## STATED GOAL
List each line holding the string "screenshot".

## MATERIAL PROVIDED
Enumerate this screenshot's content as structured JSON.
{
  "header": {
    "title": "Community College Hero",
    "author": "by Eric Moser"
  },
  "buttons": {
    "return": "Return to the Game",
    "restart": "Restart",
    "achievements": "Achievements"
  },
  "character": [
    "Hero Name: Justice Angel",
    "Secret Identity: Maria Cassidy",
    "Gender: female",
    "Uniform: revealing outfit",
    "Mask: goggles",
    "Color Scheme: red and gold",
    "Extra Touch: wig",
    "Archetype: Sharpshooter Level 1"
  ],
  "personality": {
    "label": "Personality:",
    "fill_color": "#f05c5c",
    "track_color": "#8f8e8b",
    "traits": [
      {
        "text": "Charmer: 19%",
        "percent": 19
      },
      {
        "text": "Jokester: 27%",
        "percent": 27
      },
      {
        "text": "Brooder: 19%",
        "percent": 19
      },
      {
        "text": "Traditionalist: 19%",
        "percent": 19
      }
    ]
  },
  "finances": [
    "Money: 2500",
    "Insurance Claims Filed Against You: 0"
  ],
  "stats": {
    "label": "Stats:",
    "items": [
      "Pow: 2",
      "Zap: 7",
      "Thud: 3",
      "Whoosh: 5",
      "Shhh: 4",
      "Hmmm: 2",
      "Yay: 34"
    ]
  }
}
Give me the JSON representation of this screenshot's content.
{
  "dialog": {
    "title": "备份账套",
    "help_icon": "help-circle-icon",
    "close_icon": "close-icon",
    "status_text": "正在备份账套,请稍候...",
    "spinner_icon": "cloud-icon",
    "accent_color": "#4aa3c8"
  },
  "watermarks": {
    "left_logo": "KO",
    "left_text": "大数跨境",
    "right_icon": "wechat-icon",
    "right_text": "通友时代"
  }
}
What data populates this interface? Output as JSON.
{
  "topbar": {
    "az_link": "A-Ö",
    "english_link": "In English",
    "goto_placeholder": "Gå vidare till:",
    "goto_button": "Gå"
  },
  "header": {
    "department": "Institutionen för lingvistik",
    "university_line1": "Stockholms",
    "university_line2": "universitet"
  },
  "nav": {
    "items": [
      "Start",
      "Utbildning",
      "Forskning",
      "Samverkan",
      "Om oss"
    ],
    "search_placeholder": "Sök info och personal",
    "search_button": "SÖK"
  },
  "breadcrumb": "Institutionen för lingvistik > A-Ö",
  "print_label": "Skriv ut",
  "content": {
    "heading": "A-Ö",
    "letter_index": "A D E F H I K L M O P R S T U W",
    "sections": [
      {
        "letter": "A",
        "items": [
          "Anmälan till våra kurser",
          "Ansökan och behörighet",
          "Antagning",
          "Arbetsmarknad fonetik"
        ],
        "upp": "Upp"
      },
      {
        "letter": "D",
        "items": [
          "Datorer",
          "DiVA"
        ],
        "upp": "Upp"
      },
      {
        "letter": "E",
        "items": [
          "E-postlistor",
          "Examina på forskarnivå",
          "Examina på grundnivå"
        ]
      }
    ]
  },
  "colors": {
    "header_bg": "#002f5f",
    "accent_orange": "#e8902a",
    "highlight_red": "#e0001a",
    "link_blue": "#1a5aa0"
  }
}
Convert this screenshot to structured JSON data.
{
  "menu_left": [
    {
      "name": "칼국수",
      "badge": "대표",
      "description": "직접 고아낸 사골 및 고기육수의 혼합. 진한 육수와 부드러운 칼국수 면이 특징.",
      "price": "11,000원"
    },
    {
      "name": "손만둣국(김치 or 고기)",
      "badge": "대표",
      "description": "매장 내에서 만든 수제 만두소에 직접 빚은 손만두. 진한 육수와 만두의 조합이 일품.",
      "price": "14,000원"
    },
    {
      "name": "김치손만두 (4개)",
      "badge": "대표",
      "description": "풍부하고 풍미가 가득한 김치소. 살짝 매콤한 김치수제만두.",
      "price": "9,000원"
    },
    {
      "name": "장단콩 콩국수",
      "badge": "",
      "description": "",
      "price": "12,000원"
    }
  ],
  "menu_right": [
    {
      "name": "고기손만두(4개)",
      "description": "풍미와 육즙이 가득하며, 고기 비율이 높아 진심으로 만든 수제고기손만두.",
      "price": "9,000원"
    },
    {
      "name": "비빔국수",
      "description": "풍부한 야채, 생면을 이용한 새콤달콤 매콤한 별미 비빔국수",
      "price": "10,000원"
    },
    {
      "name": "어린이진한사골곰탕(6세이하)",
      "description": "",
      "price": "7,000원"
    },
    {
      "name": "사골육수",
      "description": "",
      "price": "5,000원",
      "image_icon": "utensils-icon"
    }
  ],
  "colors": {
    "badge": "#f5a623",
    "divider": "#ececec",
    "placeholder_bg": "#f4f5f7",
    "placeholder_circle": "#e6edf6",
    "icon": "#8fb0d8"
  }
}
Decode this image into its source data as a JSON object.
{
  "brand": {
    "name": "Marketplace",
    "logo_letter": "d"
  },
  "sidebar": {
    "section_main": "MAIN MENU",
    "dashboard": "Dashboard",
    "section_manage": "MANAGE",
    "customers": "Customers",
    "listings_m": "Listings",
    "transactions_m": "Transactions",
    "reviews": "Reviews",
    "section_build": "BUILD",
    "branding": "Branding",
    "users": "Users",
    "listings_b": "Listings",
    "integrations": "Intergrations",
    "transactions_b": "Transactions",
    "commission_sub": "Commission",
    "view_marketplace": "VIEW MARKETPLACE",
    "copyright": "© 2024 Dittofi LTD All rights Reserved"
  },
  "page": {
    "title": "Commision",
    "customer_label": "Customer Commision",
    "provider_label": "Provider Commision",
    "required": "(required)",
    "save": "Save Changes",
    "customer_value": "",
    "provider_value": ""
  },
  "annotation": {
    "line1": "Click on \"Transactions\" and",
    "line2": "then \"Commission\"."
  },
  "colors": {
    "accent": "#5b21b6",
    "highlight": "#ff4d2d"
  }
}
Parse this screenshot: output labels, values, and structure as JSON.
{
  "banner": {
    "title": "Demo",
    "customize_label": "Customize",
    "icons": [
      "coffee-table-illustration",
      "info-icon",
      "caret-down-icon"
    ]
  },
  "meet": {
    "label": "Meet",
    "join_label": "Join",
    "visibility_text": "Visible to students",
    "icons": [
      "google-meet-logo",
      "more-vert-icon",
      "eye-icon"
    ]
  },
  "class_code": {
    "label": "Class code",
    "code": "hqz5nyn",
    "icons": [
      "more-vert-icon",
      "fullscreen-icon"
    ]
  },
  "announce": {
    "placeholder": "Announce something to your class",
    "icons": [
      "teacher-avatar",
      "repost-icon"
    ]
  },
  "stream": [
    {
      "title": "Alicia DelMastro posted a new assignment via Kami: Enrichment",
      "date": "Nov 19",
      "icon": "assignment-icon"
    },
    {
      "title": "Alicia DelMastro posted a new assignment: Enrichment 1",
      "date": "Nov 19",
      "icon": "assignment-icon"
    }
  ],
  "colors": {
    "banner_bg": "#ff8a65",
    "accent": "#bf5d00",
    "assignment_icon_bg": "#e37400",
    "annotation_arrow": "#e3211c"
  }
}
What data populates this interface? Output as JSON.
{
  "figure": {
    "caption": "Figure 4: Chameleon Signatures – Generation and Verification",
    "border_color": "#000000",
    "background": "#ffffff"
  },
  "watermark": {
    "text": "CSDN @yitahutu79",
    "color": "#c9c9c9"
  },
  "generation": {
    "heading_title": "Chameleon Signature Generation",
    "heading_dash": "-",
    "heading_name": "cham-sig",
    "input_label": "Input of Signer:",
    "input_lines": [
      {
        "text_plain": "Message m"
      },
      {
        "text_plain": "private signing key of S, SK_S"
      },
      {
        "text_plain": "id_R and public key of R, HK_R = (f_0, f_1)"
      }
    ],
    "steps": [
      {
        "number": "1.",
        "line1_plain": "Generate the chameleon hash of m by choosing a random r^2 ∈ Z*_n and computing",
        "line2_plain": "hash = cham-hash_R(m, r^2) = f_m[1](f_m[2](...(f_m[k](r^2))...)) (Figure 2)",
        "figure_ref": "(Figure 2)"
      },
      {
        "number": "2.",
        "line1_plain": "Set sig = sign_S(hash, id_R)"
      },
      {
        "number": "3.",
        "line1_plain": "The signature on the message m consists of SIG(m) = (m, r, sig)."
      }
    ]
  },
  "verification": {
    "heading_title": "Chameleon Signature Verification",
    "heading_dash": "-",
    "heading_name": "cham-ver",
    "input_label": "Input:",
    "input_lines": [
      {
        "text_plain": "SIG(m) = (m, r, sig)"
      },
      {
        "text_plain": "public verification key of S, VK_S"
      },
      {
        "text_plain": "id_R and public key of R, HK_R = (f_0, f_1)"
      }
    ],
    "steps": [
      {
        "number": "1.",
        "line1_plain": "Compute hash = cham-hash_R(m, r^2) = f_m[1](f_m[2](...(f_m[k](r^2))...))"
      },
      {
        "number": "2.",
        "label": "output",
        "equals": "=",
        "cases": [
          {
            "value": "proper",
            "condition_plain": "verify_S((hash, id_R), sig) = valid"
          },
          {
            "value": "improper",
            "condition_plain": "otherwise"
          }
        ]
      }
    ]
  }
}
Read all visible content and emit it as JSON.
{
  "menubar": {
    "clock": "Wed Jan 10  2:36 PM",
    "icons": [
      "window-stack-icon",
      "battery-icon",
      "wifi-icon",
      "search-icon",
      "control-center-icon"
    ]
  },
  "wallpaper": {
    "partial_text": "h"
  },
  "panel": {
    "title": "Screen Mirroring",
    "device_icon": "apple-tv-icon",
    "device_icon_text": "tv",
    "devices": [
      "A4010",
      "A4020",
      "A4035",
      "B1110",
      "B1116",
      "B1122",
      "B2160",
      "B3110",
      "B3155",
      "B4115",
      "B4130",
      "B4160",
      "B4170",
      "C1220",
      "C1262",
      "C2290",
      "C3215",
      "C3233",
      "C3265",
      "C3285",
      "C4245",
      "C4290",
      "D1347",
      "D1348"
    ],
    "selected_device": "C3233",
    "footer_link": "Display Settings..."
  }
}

## WRITTEN ANSWER
Enumerate this screenshot's content as structured JSON.
Give me the JSON representation of this screenshot's content.
Convert this screenshot to structured JSON data.
Parse this screenshot: output labels, values, and structure as JSON.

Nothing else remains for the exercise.